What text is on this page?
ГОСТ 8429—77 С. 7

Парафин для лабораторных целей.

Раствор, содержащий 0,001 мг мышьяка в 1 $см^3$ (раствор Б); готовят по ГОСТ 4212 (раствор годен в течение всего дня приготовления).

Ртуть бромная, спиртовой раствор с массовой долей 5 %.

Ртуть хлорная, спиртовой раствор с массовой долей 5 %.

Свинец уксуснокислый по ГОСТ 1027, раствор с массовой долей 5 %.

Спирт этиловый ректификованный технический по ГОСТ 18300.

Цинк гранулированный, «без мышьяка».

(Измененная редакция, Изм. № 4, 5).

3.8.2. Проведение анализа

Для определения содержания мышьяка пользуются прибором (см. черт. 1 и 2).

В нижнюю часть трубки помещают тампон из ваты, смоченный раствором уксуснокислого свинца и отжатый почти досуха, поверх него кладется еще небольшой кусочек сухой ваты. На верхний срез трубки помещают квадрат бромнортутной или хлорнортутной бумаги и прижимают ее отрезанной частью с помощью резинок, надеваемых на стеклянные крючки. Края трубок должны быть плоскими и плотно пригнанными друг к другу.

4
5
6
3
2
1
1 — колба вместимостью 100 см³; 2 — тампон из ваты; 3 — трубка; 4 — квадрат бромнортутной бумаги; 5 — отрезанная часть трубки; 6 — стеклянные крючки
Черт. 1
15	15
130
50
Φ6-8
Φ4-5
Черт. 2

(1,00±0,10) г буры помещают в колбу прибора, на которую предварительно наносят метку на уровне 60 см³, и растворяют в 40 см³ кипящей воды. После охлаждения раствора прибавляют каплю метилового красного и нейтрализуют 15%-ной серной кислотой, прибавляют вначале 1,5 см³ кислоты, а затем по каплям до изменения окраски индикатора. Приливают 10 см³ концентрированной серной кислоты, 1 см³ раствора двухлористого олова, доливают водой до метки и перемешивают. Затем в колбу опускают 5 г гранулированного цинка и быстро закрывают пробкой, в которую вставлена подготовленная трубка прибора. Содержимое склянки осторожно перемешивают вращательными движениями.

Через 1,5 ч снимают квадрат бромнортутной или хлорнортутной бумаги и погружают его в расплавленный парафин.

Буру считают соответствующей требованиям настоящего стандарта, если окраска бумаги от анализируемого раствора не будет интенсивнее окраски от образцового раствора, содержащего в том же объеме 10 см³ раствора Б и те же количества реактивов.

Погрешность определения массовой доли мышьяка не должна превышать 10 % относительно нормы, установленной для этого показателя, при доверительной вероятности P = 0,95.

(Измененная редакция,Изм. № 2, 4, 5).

□ □ □ □ □ □ □

## GIVEN INSTRUCTION
Please set down the whole listing above without altering a single line.

## RESPONSE
What text is on this page?
ГОСТ 8429—77 С. 7

Парафин для лабораторных целей.

Раствор, содержащий 0,001 мг мышьяка в 1 $см^3$ (раствор Б); готовят по ГОСТ 4212 (раствор годен в течение всего дня приготовления).

Ртуть бромная, спиртовой раствор с массовой долей 5 %.

Ртуть хлорная, спиртовой раствор с массовой долей 5 %.

Свинец уксуснокислый по ГОСТ 1027, раствор с массовой долей 5 %.

Спирт этиловый ректификованный технический по ГОСТ 18300.

Цинк гранулированный, «без мышьяка».

(Измененная редакция, Изм. № 4, 5).

3.8.2. Проведение анализа

Для определения содержания мышьяка пользуются прибором (см. черт. 1 и 2).

В нижнюю часть трубки помещают тампон из ваты, смоченный раствором уксуснокислого свинца и отжатый почти досуха, поверх него кладется еще небольшой кусочек сухой ваты. На верхний срез трубки помещают квадрат бромнортутной или хлорнортутной бумаги и прижимают ее отрезанной частью с помощью резинок, надеваемых на стеклянные крючки. Края трубок должны быть плоскими и плотно пригнанными друг к другу.

4
5
6
3
2
1
1 — колба вместимостью 100 см³; 2 — тампон из ваты; 3 — трубка; 4 — квадрат бромнортутной бумаги; 5 — отрезанная часть трубки; 6 — стеклянные крючки
Черт. 1
15	15
130
50
Φ6-8
Φ4-5
Черт. 2

(1,00±0,10) г буры помещают в колбу прибора, на которую предварительно наносят метку на уровне 60 см³, и растворяют в 40 см³ кипящей воды. После охлаждения раствора прибавляют каплю метилового красного и нейтрализуют 15%-ной серной кислотой, прибавляют вначале 1,5 см³ кислоты, а затем по каплям до изменения окраски индикатора. Приливают 10 см³ концентрированной серной кислоты, 1 см³ раствора двухлористого олова, доливают водой до метки и перемешивают. Затем в колбу опускают 5 г гранулированного цинка и быстро закрывают пробкой, в которую вставлена подготовленная трубка прибора. Содержимое склянки осторожно перемешивают вращательными движениями.

Через 1,5 ч снимают квадрат бромнортутной или хлорнортутной бумаги и погружают его в расплавленный парафин.

Буру считают соответствующей требованиям настоящего стандарта, если окраска бумаги от анализируемого раствора не будет интенсивнее окраски от образцового раствора, содержащего в том же объеме 10 см³ раствора Б и те же количества реактивов.

Погрешность определения массовой доли мышьяка не должна превышать 10 % относительно нормы, установленной для этого показателя, при доверительной вероятности P = 0,95.

(Измененная редакция,Изм. № 2, 4, 5).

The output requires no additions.